* [To do] Return the entries below verbatim. Pictures stay out.

**********

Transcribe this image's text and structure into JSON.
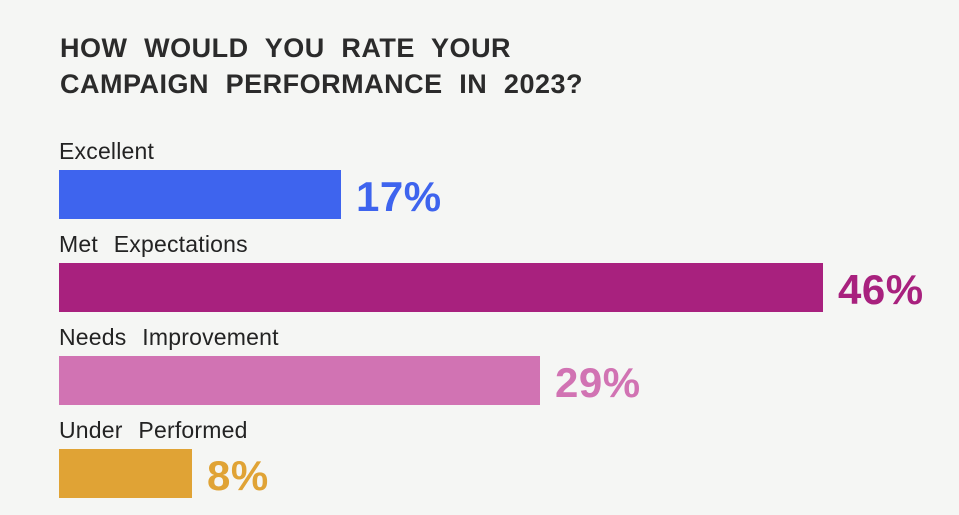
{
  "chart_data": {
    "type": "bar",
    "orientation": "horizontal",
    "title": "HOW WOULD YOU RATE YOUR CAMPAIGN PERFORMANCE IN 2023?",
    "title_lines": [
      "HOW WOULD YOU RATE YOUR",
      "CAMPAIGN PERFORMANCE IN 2023?"
    ],
    "categories": [
      "Excellent",
      "Met Expectations",
      "Needs Improvement",
      "Under Performed"
    ],
    "values": [
      17,
      46,
      29,
      8
    ],
    "value_labels": [
      "17%",
      "46%",
      "29%",
      "8%"
    ],
    "colors": [
      "#3e64ee",
      "#a8217e",
      "#d173b3",
      "#e0a335"
    ],
    "xlabel": "",
    "ylabel": "",
    "xlim": [
      0,
      50
    ],
    "grid": false,
    "legend": false,
    "background_color": "#f5f6f4",
    "title_color": "#2b2b2b",
    "label_color": "#232323"
  }
}
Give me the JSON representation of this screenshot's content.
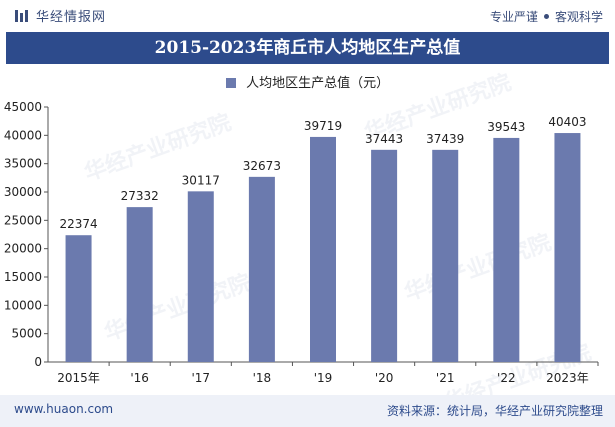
{
  "header": {
    "brand_name": "华经情报网",
    "slogan_left": "专业严谨",
    "slogan_right": "客观科学"
  },
  "footer": {
    "url": "www.huaon.com",
    "source": "资料来源：统计局，华经产业研究院整理"
  },
  "colors": {
    "title_bg": "#2d4b8c",
    "bar": "#6b7aae",
    "footer_bg": "#eef1f8"
  },
  "chart_data": {
    "type": "bar",
    "title": "2015-2023年商丘市人均地区生产总值",
    "categories": [
      "2015年",
      "'16",
      "'17",
      "'18",
      "'19",
      "'20",
      "'21",
      "'22",
      "2023年"
    ],
    "series": [
      {
        "name": "人均地区生产总值（元）",
        "values": [
          22374,
          27332,
          30117,
          32673,
          39719,
          37443,
          37439,
          39543,
          40403
        ]
      }
    ],
    "yticks": [
      0,
      5000,
      10000,
      15000,
      20000,
      25000,
      30000,
      35000,
      40000,
      45000
    ],
    "ylim": [
      0,
      45000
    ],
    "xlabel": "",
    "ylabel": "",
    "legend_position": "top"
  },
  "watermark": "华经产业研究院"
}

**********

* [Full answer]
Transcribe this image's text and structure into JSON.
{
  "chart_data": {
    "type": "bar",
    "orientation": "horizontal",
    "title": "HOW WOULD YOU RATE YOUR CAMPAIGN PERFORMANCE IN 2023?",
    "title_lines": [
      "HOW WOULD YOU RATE YOUR",
      "CAMPAIGN PERFORMANCE IN 2023?"
    ],
    "categories": [
      "Excellent",
      "Met Expectations",
      "Needs Improvement",
      "Under Performed"
    ],
    "values": [
      17,
      46,
      29,
      8
    ],
    "value_labels": [
      "17%",
      "46%",
      "29%",
      "8%"
    ],
    "colors": [
      "#3e64ee",
      "#a8217e",
      "#d173b3",
      "#e0a335"
    ],
    "xlabel": "",
    "ylabel": "",
    "xlim": [
      0,
      50
    ],
    "grid": false,
    "legend": false,
    "background_color": "#f5f6f4",
    "title_color": "#2b2b2b",
    "label_color": "#232323"
  }
}
Give me the JSON representation of this screenshot's content.
{
  "header": {
    "brand_name": "华经情报网",
    "slogan_left": "专业严谨",
    "slogan_right": "客观科学"
  },
  "footer": {
    "url": "www.huaon.com",
    "source": "资料来源：统计局，华经产业研究院整理"
  },
  "colors": {
    "title_bg": "#2d4b8c",
    "bar": "#6b7aae",
    "footer_bg": "#eef1f8"
  },
  "chart_data": {
    "type": "bar",
    "title": "2015-2023年商丘市人均地区生产总值",
    "categories": [
      "2015年",
      "'16",
      "'17",
      "'18",
      "'19",
      "'20",
      "'21",
      "'22",
      "2023年"
    ],
    "series": [
      {
        "name": "人均地区生产总值（元）",
        "values": [
          22374,
          27332,
          30117,
          32673,
          39719,
          37443,
          37439,
          39543,
          40403
        ]
      }
    ],
    "yticks": [
      0,
      5000,
      10000,
      15000,
      20000,
      25000,
      30000,
      35000,
      40000,
      45000
    ],
    "ylim": [
      0,
      45000
    ],
    "xlabel": "",
    "ylabel": "",
    "legend_position": "top"
  },
  "watermark": "华经产业研究院"
}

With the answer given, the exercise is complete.